* [REQUIRED WORK]
Reproduce every entry exactly.

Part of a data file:

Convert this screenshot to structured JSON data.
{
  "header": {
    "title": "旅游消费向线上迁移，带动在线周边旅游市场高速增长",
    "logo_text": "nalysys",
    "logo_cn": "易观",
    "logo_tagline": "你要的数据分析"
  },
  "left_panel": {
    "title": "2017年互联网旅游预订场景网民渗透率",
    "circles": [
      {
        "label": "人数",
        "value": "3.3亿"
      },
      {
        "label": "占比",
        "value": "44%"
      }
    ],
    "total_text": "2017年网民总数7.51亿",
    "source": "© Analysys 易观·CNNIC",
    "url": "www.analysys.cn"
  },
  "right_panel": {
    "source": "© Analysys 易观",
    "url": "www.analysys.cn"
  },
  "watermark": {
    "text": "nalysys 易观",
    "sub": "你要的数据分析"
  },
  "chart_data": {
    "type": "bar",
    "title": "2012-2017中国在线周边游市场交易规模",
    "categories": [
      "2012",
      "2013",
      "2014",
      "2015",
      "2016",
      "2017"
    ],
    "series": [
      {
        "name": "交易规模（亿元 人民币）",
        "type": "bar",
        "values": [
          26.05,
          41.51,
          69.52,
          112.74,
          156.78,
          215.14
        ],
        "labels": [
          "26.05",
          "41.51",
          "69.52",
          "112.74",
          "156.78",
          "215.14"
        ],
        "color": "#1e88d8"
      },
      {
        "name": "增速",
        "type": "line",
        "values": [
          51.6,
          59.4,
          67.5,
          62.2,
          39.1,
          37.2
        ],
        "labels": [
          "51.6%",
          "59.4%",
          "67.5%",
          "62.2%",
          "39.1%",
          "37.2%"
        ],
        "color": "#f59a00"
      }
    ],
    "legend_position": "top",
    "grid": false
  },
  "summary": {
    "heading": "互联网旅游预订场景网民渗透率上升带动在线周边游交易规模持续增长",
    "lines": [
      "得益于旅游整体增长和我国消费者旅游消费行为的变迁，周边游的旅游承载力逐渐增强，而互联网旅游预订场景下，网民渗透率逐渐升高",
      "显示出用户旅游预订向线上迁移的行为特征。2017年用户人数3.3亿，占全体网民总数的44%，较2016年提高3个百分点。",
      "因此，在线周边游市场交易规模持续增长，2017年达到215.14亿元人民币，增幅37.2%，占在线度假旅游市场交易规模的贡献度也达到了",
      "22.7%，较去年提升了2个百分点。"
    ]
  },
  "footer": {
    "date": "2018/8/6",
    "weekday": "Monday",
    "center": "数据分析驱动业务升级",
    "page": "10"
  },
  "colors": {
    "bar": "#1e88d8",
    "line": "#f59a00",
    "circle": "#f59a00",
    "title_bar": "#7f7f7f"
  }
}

* [COMPLETED TASK]
Convert this screenshot to structured JSON data.
{
  "header": {
    "title": "旅游消费向线上迁移，带动在线周边旅游市场高速增长",
    "logo_text": "nalysys",
    "logo_cn": "易观",
    "logo_tagline": "你要的数据分析"
  },
  "left_panel": {
    "title": "2017年互联网旅游预订场景网民渗透率",
    "circles": [
      {
        "label": "人数",
        "value": "3.3亿"
      },
      {
        "label": "占比",
        "value": "44%"
      }
    ],
    "total_text": "2017年网民总数7.51亿",
    "source": "© Analysys 易观·CNNIC",
    "url": "www.analysys.cn"
  },
  "right_panel": {
    "source": "© Analysys 易观",
    "url": "www.analysys.cn"
  },
  "watermark": {
    "text": "nalysys 易观",
    "sub": "你要的数据分析"
  },
  "chart_data": {
    "type": "bar",
    "title": "2012-2017中国在线周边游市场交易规模",
    "categories": [
      "2012",
      "2013",
      "2014",
      "2015",
      "2016",
      "2017"
    ],
    "series": [
      {
        "name": "交易规模（亿元 人民币）",
        "type": "bar",
        "values": [
          26.05,
          41.51,
          69.52,
          112.74,
          156.78,
          215.14
        ],
        "labels": [
          "26.05",
          "41.51",
          "69.52",
          "112.74",
          "156.78",
          "215.14"
        ],
        "color": "#1e88d8"
      },
      {
        "name": "增速",
        "type": "line",
        "values": [
          51.6,
          59.4,
          67.5,
          62.2,
          39.1,
          37.2
        ],
        "labels": [
          "51.6%",
          "59.4%",
          "67.5%",
          "62.2%",
          "39.1%",
          "37.2%"
        ],
        "color": "#f59a00"
      }
    ],
    "legend_position": "top",
    "grid": false
  },
  "summary": {
    "heading": "互联网旅游预订场景网民渗透率上升带动在线周边游交易规模持续增长",
    "lines": [
      "得益于旅游整体增长和我国消费者旅游消费行为的变迁，周边游的旅游承载力逐渐增强，而互联网旅游预订场景下，网民渗透率逐渐升高",
      "显示出用户旅游预订向线上迁移的行为特征。2017年用户人数3.3亿，占全体网民总数的44%，较2016年提高3个百分点。",
      "因此，在线周边游市场交易规模持续增长，2017年达到215.14亿元人民币，增幅37.2%，占在线度假旅游市场交易规模的贡献度也达到了",
      "22.7%，较去年提升了2个百分点。"
    ]
  },
  "footer": {
    "date": "2018/8/6",
    "weekday": "Monday",
    "center": "数据分析驱动业务升级",
    "page": "10"
  },
  "colors": {
    "bar": "#1e88d8",
    "line": "#f59a00",
    "circle": "#f59a00",
    "title_bar": "#7f7f7f"
  }
}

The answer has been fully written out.